▸ ITEMS

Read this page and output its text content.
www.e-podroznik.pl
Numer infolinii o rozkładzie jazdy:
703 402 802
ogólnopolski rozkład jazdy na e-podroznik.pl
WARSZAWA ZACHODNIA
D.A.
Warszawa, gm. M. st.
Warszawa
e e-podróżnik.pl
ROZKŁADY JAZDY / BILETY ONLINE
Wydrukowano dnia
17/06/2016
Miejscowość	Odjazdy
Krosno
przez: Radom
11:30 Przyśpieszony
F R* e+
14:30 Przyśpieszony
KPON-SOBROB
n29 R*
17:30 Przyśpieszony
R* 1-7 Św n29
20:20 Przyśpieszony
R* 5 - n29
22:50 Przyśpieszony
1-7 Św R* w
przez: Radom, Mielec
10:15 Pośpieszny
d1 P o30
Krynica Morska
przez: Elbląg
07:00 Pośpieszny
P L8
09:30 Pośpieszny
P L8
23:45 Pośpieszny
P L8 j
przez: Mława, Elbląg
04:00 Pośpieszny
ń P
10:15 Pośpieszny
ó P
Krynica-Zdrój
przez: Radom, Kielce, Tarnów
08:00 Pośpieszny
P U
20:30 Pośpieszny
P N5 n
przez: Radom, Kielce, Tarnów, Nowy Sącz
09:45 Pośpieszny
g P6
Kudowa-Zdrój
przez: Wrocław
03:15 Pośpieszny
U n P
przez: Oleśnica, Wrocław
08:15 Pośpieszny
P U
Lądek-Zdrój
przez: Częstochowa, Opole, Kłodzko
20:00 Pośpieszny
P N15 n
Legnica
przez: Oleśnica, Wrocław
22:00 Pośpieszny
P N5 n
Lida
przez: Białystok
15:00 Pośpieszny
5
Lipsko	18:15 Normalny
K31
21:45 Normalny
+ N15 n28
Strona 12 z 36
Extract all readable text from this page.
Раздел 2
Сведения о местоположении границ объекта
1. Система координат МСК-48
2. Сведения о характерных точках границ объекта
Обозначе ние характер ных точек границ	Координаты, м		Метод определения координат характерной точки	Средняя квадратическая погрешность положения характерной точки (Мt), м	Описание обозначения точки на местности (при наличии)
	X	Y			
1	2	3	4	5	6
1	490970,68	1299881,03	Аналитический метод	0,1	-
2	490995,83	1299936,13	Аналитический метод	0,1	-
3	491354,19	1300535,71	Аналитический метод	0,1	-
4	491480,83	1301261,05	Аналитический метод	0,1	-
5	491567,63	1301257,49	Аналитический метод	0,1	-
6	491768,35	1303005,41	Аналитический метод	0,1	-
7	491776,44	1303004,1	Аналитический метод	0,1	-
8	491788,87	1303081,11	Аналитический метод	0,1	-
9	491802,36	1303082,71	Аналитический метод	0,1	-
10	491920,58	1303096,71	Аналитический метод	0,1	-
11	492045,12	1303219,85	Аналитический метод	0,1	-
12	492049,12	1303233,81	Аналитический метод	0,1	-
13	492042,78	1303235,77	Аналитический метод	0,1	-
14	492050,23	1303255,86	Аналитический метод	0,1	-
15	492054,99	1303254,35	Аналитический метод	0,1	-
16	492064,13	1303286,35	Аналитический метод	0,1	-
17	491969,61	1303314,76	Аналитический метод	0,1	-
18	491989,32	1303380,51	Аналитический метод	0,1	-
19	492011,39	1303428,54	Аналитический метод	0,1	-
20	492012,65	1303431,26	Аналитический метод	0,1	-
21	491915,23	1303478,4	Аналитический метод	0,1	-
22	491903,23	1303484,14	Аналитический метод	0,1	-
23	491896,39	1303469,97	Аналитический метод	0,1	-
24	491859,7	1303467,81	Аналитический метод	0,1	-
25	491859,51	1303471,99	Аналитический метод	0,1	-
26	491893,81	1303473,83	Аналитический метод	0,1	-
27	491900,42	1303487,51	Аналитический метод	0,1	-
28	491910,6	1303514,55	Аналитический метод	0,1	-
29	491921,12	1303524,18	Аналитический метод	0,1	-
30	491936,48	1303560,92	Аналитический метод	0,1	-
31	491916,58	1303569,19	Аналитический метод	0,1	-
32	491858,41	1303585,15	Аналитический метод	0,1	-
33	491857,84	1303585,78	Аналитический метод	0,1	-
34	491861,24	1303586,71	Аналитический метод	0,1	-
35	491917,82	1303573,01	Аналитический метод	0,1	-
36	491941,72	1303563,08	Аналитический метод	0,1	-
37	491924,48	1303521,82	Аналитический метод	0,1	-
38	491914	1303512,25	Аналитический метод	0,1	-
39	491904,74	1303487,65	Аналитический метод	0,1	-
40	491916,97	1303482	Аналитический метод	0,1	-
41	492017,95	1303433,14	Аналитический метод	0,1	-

▸ WORK TO COMPLETE
Your task is to output all of the data above word for word.

▸ OUTPUT FOR THIS EXERCISE
Read this page and output its text content.
www.e-podroznik.pl
Numer infolinii o rozkładzie jazdy:
703 402 802
ogólnopolski rozkład jazdy na e-podroznik.pl
WARSZAWA ZACHODNIA
D.A.
Warszawa, gm. M. st.
Warszawa
e e-podróżnik.pl
ROZKŁADY JAZDY / BILETY ONLINE
Wydrukowano dnia
17/06/2016
Miejscowość	Odjazdy
Krosno
przez: Radom
11:30 Przyśpieszony
F R* e+
14:30 Przyśpieszony
KPON-SOBROB
n29 R*
17:30 Przyśpieszony
R* 1-7 Św n29
20:20 Przyśpieszony
R* 5 - n29
22:50 Przyśpieszony
1-7 Św R* w
przez: Radom, Mielec
10:15 Pośpieszny
d1 P o30
Krynica Morska
przez: Elbląg
07:00 Pośpieszny
P L8
09:30 Pośpieszny
P L8
23:45 Pośpieszny
P L8 j
przez: Mława, Elbląg
04:00 Pośpieszny
ń P
10:15 Pośpieszny
ó P
Krynica-Zdrój
przez: Radom, Kielce, Tarnów
08:00 Pośpieszny
P U
20:30 Pośpieszny
P N5 n
przez: Radom, Kielce, Tarnów, Nowy Sącz
09:45 Pośpieszny
g P6
Kudowa-Zdrój
przez: Wrocław
03:15 Pośpieszny
U n P
przez: Oleśnica, Wrocław
08:15 Pośpieszny
P U
Lądek-Zdrój
przez: Częstochowa, Opole, Kłodzko
20:00 Pośpieszny
P N15 n
Legnica
przez: Oleśnica, Wrocław
22:00 Pośpieszny
P N5 n
Lida
przez: Białystok
15:00 Pośpieszny
5
Lipsko	18:15 Normalny
K31
21:45 Normalny
+ N15 n28
Strona 12 z 36
Extract all readable text from this page.
Раздел 2
Сведения о местоположении границ объекта
1. Система координат МСК-48
2. Сведения о характерных точках границ объекта
Обозначе ние характер ных точек границ	Координаты, м		Метод определения координат характерной точки	Средняя квадратическая погрешность положения характерной точки (Мt), м	Описание обозначения точки на местности (при наличии)
	X	Y			
1	2	3	4	5	6
1	490970,68	1299881,03	Аналитический метод	0,1	-
2	490995,83	1299936,13	Аналитический метод	0,1	-
3	491354,19	1300535,71	Аналитический метод	0,1	-
4	491480,83	1301261,05	Аналитический метод	0,1	-
5	491567,63	1301257,49	Аналитический метод	0,1	-
6	491768,35	1303005,41	Аналитический метод	0,1	-
7	491776,44	1303004,1	Аналитический метод	0,1	-
8	491788,87	1303081,11	Аналитический метод	0,1	-
9	491802,36	1303082,71	Аналитический метод	0,1	-
10	491920,58	1303096,71	Аналитический метод	0,1	-
11	492045,12	1303219,85	Аналитический метод	0,1	-
12	492049,12	1303233,81	Аналитический метод	0,1	-
13	492042,78	1303235,77	Аналитический метод	0,1	-
14	492050,23	1303255,86	Аналитический метод	0,1	-
15	492054,99	1303254,35	Аналитический метод	0,1	-
16	492064,13	1303286,35	Аналитический метод	0,1	-
17	491969,61	1303314,76	Аналитический метод	0,1	-
18	491989,32	1303380,51	Аналитический метод	0,1	-
19	492011,39	1303428,54	Аналитический метод	0,1	-
20	492012,65	1303431,26	Аналитический метод	0,1	-
21	491915,23	1303478,4	Аналитический метод	0,1	-
22	491903,23	1303484,14	Аналитический метод	0,1	-
23	491896,39	1303469,97	Аналитический метод	0,1	-
24	491859,7	1303467,81	Аналитический метод	0,1	-
25	491859,51	1303471,99	Аналитический метод	0,1	-
26	491893,81	1303473,83	Аналитический метод	0,1	-
27	491900,42	1303487,51	Аналитический метод	0,1	-
28	491910,6	1303514,55	Аналитический метод	0,1	-
29	491921,12	1303524,18	Аналитический метод	0,1	-
30	491936,48	1303560,92	Аналитический метод	0,1	-
31	491916,58	1303569,19	Аналитический метод	0,1	-
32	491858,41	1303585,15	Аналитический метод	0,1	-
33	491857,84	1303585,78	Аналитический метод	0,1	-
34	491861,24	1303586,71	Аналитический метод	0,1	-
35	491917,82	1303573,01	Аналитический метод	0,1	-
36	491941,72	1303563,08	Аналитический метод	0,1	-
37	491924,48	1303521,82	Аналитический метод	0,1	-
38	491914	1303512,25	Аналитический метод	0,1	-
39	491904,74	1303487,65	Аналитический метод	0,1	-
40	491916,97	1303482	Аналитический метод	0,1	-
41	492017,95	1303433,14	Аналитический метод	0,1	-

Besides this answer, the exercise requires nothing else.